### What to work on
Report each line of the data that has "WEEE" somewhere in it.

### Material supplied
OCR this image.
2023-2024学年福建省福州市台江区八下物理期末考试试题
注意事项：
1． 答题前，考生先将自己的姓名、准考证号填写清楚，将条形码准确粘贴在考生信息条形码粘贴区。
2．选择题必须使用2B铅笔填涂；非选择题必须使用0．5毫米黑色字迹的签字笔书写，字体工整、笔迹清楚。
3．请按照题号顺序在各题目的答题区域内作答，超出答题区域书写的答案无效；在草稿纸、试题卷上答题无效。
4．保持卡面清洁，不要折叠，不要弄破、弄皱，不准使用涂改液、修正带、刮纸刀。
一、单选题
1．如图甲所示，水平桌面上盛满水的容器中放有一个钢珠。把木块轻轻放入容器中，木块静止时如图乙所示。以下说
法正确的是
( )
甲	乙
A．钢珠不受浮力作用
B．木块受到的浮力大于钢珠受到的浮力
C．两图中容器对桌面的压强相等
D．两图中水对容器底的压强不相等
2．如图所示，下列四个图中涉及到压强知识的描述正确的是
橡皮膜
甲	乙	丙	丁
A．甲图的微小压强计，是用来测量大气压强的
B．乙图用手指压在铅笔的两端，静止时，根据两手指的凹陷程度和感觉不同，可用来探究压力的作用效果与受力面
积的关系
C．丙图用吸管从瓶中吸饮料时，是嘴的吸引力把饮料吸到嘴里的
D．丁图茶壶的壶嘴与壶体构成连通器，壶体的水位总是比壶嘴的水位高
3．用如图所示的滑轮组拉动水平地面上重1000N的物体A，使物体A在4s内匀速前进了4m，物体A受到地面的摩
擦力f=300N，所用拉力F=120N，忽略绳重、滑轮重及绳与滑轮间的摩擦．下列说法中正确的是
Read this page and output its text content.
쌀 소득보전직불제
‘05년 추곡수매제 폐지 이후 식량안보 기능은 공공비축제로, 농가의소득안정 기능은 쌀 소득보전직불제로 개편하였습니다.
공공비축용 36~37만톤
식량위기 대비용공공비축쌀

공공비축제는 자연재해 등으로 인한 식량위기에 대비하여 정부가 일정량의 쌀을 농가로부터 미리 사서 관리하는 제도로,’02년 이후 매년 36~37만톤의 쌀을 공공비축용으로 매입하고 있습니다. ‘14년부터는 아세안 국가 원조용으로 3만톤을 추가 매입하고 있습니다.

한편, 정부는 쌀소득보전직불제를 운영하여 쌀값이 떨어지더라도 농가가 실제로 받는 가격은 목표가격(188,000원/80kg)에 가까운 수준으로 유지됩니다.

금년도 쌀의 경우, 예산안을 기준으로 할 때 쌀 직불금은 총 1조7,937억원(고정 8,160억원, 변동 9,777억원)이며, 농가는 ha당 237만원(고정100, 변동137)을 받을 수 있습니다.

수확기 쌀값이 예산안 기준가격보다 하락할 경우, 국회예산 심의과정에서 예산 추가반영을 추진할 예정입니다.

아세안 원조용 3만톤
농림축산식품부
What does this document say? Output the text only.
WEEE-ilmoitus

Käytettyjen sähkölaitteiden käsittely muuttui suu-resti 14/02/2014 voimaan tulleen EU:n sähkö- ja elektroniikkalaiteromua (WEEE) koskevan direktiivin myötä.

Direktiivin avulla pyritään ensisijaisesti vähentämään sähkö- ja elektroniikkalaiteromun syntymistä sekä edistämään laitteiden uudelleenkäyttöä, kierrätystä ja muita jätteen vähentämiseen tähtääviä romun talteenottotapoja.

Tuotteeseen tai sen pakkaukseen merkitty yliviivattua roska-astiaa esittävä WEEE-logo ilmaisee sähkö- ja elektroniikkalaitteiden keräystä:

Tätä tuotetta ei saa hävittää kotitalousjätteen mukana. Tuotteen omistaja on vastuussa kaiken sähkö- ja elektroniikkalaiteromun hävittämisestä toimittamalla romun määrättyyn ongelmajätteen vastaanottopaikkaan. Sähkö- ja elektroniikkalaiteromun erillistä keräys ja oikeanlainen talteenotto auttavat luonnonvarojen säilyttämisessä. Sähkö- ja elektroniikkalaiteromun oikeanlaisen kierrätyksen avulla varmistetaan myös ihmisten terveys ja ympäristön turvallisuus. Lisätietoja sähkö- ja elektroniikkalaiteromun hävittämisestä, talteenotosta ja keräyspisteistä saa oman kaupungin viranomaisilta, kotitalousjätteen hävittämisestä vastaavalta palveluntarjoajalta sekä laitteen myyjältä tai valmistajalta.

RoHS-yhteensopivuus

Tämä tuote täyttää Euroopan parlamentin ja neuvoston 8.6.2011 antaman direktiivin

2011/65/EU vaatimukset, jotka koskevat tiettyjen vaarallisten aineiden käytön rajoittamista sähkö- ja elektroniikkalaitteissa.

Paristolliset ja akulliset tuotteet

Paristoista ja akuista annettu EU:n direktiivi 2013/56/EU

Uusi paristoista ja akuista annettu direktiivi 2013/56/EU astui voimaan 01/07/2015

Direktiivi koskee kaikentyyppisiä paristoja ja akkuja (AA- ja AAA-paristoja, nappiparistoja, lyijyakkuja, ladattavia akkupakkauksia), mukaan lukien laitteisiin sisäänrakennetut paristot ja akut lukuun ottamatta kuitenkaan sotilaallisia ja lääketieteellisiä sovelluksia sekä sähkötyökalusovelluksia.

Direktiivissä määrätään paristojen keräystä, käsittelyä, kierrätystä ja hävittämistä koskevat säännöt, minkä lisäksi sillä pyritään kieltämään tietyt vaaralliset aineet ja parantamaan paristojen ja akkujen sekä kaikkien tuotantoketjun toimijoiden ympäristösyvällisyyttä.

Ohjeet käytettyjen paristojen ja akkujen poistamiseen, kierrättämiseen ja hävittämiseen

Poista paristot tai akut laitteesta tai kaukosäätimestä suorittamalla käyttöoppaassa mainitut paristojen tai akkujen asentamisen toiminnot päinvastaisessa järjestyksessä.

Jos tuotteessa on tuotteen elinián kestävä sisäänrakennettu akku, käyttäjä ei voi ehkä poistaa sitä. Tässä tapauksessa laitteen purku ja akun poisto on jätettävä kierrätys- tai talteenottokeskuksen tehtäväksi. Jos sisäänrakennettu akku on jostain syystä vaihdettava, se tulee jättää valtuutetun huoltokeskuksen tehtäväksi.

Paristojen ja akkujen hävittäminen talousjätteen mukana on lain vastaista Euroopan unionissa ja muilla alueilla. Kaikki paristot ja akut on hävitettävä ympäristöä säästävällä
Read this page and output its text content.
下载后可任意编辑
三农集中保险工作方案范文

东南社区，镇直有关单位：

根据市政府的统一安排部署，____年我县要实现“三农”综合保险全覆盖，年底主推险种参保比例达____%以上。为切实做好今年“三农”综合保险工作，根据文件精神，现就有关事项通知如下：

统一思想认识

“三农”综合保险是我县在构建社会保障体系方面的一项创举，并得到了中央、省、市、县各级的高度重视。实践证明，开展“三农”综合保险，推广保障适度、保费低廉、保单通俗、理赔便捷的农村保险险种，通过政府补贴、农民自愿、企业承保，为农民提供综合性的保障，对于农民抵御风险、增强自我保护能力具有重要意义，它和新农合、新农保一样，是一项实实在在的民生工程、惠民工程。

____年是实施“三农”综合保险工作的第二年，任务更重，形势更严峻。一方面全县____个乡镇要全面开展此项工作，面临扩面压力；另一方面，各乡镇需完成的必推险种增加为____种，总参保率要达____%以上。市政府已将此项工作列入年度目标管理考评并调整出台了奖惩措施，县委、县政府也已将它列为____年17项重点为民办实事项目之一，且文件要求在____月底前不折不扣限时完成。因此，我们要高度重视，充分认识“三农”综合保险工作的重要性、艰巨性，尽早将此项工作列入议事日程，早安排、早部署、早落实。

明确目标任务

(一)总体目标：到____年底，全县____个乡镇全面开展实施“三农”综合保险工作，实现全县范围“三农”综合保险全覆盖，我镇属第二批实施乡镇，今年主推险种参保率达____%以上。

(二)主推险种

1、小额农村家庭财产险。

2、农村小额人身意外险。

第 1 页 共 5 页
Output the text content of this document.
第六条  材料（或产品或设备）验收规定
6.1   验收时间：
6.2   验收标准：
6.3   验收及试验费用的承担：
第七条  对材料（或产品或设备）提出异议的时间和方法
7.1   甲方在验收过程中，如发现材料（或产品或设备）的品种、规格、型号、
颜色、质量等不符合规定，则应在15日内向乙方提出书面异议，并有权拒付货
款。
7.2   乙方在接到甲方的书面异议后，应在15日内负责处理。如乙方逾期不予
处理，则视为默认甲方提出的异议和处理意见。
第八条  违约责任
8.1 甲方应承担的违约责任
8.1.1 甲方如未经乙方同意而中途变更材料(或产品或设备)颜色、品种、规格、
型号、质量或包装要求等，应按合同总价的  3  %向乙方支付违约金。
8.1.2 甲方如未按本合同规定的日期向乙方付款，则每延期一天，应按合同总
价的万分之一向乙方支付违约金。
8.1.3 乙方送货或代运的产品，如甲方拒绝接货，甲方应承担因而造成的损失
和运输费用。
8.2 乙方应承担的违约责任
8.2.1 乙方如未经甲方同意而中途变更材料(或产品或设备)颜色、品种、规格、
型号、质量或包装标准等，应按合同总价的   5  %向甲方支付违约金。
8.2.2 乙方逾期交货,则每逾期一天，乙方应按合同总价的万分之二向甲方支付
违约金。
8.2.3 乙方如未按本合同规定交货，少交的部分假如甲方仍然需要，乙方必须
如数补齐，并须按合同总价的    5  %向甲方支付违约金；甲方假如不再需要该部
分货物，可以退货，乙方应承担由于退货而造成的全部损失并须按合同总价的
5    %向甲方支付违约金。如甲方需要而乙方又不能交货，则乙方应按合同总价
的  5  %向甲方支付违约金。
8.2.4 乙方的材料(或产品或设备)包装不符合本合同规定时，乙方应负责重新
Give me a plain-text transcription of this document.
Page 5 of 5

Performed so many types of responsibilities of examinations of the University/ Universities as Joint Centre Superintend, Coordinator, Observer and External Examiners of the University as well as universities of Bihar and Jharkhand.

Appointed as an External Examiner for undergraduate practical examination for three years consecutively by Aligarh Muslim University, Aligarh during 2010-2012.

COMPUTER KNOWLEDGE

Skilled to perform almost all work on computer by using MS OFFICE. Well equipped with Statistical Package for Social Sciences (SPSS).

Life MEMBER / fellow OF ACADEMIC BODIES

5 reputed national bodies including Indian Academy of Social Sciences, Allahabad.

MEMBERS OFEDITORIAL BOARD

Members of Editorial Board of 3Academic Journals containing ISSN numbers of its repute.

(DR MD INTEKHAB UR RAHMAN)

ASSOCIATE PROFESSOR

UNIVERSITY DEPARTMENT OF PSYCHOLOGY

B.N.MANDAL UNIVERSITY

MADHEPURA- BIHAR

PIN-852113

### Output
WEEE-ilmoitus
Käytettyjen sähkölaitteiden käsittely muuttui suu-resti 14/02/2014 voimaan tulleen EU:n sähkö- ja elektroniikkalaiteromua (WEEE) koskevan direktiivin myötä.
Tuotteeseen tai sen pakkaukseen merkitty yliviivattua roska-astiaa esittävä WEEE-logo ilmaisee sähkö- ja elektroniikkalaitteiden keräystä:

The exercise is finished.